> Raw records:
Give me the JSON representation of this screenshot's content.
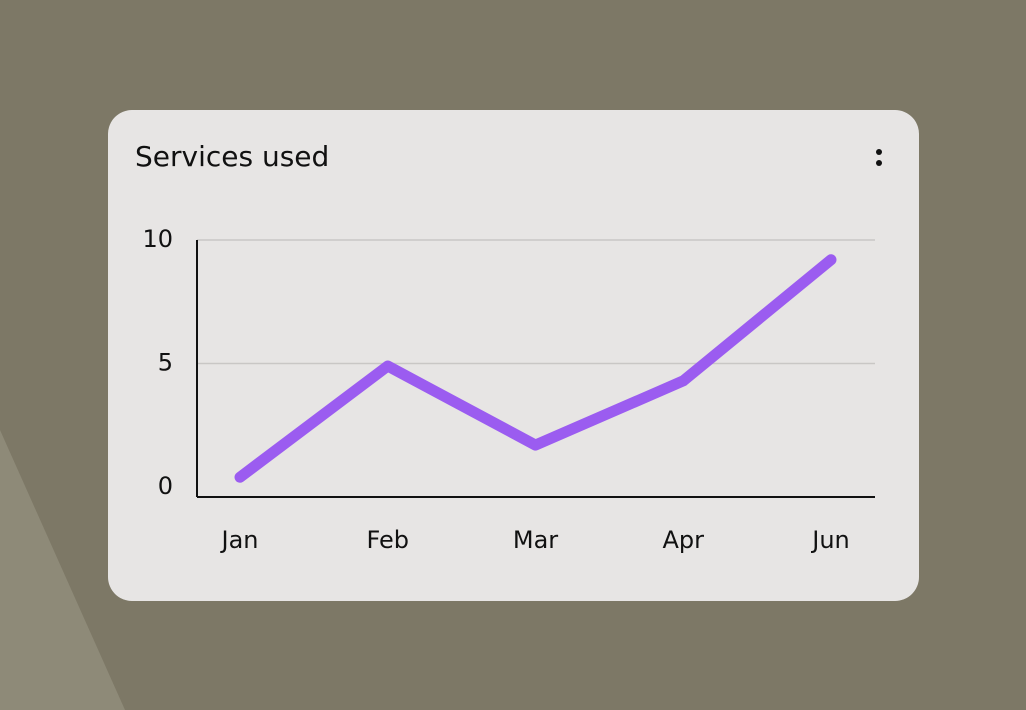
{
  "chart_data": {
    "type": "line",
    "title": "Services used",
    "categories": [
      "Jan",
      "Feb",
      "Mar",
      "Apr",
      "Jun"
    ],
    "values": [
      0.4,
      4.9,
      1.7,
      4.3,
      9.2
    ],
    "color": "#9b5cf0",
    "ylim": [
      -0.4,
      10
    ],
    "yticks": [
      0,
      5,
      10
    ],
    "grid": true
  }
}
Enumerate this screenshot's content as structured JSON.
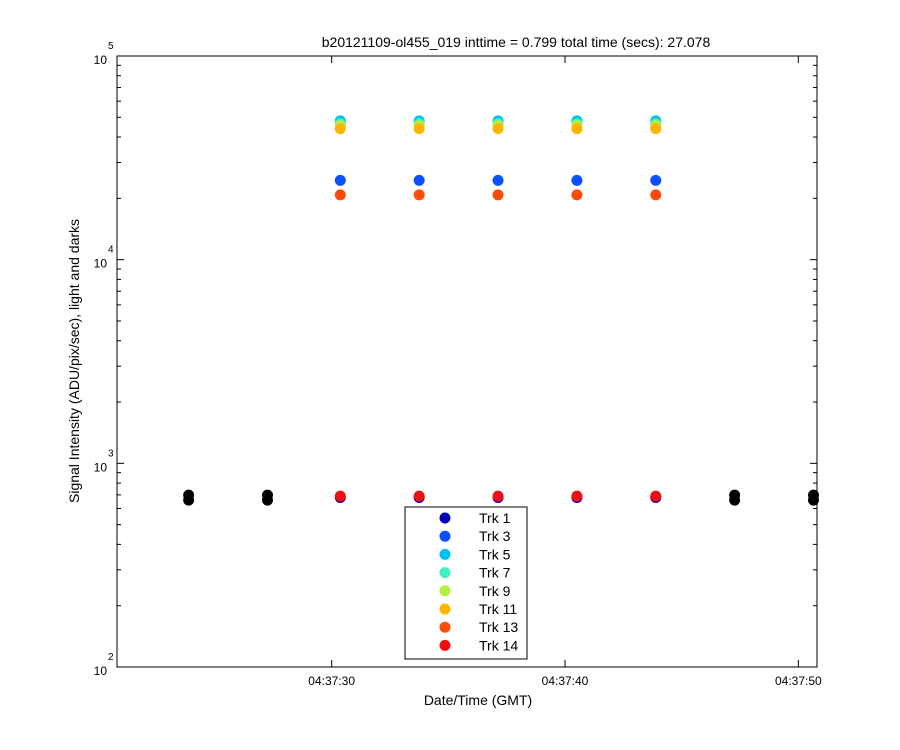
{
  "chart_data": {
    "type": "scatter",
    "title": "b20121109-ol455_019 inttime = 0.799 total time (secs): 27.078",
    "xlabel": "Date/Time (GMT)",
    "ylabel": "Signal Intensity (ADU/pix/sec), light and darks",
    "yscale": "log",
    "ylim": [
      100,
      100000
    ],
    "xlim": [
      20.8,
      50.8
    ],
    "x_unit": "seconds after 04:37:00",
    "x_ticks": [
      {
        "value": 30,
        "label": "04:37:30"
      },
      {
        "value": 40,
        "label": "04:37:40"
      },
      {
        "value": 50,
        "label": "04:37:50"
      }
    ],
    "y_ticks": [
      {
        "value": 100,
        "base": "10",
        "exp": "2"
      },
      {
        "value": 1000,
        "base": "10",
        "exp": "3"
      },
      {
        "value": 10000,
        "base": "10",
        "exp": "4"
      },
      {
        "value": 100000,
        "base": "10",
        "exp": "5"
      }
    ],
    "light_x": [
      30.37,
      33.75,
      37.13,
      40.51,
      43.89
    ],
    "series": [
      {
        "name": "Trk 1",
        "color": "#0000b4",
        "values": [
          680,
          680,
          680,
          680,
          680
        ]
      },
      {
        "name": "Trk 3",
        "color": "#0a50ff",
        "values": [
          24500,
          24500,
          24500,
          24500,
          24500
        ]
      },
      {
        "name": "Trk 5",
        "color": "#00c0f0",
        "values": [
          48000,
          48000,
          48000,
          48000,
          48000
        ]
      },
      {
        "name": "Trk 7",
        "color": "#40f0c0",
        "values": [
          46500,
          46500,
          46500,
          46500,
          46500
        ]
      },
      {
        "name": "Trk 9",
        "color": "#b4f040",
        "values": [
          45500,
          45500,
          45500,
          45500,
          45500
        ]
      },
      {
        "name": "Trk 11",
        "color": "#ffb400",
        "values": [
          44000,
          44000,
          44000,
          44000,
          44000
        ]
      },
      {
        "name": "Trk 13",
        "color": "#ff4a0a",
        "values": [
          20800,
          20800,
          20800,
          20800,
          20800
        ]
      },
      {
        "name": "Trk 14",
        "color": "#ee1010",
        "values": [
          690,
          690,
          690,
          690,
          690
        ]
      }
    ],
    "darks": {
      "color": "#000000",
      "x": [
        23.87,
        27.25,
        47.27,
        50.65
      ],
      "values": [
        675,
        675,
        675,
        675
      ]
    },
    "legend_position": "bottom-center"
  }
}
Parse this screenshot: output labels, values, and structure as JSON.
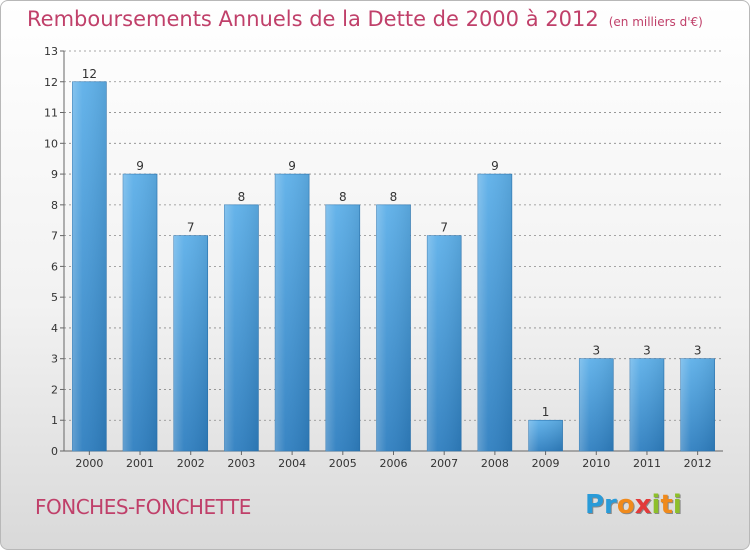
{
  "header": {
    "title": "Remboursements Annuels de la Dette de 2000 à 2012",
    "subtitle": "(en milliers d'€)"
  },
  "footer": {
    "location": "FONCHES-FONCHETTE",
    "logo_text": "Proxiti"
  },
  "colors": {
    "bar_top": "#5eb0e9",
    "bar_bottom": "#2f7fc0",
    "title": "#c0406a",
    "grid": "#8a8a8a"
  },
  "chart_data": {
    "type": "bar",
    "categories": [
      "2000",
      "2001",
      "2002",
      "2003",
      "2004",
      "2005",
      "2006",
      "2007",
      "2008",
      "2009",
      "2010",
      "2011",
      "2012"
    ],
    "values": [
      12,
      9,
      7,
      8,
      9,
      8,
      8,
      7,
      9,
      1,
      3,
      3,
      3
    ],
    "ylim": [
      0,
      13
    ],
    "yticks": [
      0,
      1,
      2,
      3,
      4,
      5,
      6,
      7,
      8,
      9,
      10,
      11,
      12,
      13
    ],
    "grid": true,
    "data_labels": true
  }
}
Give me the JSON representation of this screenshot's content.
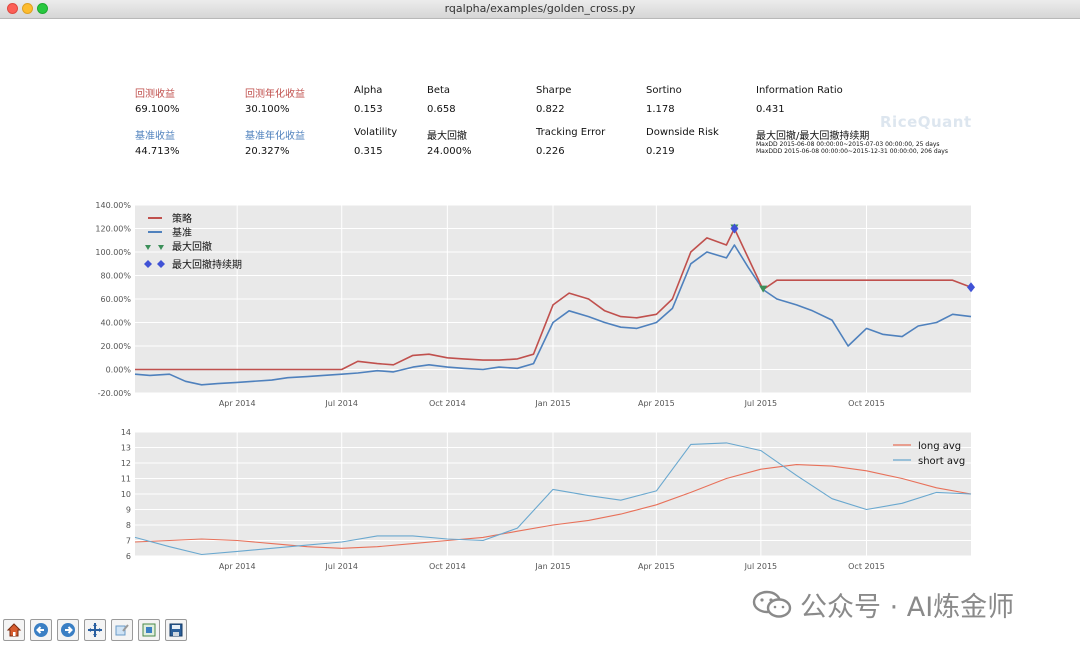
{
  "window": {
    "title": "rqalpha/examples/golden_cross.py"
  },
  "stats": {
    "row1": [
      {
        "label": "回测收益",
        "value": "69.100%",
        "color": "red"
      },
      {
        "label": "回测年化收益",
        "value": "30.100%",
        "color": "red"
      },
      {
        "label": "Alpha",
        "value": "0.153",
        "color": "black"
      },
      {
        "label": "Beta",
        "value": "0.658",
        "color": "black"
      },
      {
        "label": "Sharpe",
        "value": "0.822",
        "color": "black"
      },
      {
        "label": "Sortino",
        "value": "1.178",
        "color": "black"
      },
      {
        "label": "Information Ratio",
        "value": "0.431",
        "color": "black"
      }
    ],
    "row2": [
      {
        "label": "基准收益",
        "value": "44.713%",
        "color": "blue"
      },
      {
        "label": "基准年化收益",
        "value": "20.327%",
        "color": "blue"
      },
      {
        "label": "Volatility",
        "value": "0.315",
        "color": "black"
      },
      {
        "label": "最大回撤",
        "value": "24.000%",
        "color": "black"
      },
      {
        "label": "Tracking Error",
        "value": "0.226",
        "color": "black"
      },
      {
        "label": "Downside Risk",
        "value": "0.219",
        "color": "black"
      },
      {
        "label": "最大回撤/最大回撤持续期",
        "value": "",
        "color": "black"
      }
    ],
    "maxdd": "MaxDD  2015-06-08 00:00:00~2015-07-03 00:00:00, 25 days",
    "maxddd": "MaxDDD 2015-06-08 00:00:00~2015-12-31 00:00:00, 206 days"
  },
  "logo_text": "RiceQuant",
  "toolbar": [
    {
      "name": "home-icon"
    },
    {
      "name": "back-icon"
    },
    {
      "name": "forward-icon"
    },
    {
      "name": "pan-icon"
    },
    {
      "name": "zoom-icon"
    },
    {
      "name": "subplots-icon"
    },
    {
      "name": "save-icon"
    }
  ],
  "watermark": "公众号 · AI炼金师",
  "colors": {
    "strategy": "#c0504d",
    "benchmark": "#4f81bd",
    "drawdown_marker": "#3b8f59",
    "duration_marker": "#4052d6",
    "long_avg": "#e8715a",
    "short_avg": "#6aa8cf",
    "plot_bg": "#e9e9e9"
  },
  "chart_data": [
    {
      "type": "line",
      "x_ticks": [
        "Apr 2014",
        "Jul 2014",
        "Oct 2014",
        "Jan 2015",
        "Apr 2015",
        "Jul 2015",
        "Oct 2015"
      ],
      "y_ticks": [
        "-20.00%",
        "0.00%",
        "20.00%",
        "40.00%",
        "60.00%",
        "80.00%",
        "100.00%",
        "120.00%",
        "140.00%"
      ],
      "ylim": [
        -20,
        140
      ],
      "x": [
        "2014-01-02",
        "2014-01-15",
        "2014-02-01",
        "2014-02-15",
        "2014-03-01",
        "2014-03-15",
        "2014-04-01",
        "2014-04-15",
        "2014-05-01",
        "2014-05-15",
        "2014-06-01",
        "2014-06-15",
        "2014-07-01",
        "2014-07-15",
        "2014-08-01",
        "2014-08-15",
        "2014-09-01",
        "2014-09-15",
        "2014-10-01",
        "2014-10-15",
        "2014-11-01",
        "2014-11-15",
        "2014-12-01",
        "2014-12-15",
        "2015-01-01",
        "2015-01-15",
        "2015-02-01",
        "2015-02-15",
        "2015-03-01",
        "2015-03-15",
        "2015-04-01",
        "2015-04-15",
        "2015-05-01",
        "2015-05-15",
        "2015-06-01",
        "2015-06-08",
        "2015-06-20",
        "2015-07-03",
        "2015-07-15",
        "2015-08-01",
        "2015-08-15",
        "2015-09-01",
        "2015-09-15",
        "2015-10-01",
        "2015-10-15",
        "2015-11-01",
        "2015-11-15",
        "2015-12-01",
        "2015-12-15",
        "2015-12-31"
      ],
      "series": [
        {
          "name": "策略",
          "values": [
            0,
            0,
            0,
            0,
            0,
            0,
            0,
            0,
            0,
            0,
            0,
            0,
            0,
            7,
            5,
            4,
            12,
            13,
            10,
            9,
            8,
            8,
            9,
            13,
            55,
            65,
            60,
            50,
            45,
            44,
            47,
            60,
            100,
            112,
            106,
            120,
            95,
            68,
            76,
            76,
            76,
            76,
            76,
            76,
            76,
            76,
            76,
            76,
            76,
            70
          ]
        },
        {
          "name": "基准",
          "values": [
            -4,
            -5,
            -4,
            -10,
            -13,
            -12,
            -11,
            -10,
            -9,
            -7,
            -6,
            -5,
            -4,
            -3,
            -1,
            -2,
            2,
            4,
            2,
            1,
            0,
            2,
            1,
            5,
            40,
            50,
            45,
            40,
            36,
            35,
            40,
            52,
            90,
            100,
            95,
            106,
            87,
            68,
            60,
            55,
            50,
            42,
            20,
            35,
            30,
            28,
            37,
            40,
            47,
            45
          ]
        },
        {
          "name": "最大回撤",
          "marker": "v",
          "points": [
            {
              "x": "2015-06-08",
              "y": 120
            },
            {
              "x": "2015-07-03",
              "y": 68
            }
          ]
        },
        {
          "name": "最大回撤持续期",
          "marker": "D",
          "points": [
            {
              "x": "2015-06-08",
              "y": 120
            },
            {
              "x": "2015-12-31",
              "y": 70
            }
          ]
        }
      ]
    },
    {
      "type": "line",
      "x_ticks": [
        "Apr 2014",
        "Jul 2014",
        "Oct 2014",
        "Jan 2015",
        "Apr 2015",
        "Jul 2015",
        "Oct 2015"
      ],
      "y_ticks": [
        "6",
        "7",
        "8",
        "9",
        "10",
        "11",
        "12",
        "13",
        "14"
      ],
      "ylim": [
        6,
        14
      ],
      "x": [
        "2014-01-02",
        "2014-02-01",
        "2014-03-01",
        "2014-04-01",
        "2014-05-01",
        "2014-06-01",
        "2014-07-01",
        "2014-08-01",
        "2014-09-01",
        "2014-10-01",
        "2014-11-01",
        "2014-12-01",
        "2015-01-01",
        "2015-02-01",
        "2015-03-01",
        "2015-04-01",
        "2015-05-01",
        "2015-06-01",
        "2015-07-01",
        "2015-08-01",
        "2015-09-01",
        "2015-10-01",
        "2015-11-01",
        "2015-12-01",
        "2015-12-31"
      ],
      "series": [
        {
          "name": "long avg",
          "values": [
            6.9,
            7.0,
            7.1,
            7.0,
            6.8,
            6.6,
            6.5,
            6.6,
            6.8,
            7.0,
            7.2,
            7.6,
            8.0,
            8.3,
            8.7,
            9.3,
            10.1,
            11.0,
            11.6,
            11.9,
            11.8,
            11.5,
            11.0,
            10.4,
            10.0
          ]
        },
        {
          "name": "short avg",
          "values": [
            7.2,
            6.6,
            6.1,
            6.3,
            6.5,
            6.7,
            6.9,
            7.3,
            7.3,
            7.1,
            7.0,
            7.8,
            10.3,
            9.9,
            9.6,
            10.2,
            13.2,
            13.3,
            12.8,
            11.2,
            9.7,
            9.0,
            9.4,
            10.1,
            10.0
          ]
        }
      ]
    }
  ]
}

> Problem description:
Only the number is needed here: how many lines of the records contain "days"?

> Task result:
2